▼▼▼

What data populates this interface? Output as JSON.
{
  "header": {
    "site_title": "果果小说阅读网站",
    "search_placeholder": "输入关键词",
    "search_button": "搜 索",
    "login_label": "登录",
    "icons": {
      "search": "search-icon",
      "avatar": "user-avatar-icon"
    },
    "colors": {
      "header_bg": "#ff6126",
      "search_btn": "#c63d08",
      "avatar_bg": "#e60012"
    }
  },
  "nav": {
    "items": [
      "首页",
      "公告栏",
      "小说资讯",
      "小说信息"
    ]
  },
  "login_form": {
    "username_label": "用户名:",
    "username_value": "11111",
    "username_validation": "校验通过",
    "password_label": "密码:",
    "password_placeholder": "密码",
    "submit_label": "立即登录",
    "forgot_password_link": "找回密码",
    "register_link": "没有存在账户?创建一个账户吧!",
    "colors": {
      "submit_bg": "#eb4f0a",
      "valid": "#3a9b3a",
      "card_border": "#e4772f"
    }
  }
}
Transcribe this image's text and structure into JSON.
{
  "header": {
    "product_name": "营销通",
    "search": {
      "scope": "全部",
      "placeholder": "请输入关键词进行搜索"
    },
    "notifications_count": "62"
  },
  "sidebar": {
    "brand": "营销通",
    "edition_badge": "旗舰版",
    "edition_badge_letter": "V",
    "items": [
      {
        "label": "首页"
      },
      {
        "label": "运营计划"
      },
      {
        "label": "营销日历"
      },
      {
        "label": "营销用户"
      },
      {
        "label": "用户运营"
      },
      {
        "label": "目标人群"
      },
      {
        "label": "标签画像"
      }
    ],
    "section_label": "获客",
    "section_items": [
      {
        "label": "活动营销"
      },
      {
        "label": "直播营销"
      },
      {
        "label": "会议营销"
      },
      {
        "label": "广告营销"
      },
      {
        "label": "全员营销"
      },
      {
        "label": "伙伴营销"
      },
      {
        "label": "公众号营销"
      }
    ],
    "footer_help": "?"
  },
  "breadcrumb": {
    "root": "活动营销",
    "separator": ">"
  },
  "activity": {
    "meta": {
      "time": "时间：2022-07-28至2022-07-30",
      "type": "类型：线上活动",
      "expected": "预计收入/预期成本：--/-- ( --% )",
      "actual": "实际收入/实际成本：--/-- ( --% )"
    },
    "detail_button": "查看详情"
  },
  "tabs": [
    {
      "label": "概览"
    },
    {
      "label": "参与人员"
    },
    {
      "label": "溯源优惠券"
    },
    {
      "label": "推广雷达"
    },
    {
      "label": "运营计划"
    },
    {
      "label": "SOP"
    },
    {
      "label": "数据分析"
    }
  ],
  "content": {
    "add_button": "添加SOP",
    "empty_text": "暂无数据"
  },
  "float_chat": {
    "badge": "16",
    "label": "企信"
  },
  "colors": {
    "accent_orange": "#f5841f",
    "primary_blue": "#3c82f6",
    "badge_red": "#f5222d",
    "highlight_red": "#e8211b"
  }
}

▲▲▲

What needs to be done
Extract, from the material above, each line holding the word "this".

Result
What data populates this interface? Output as JSON.
Transcribe this image's text and structure into JSON.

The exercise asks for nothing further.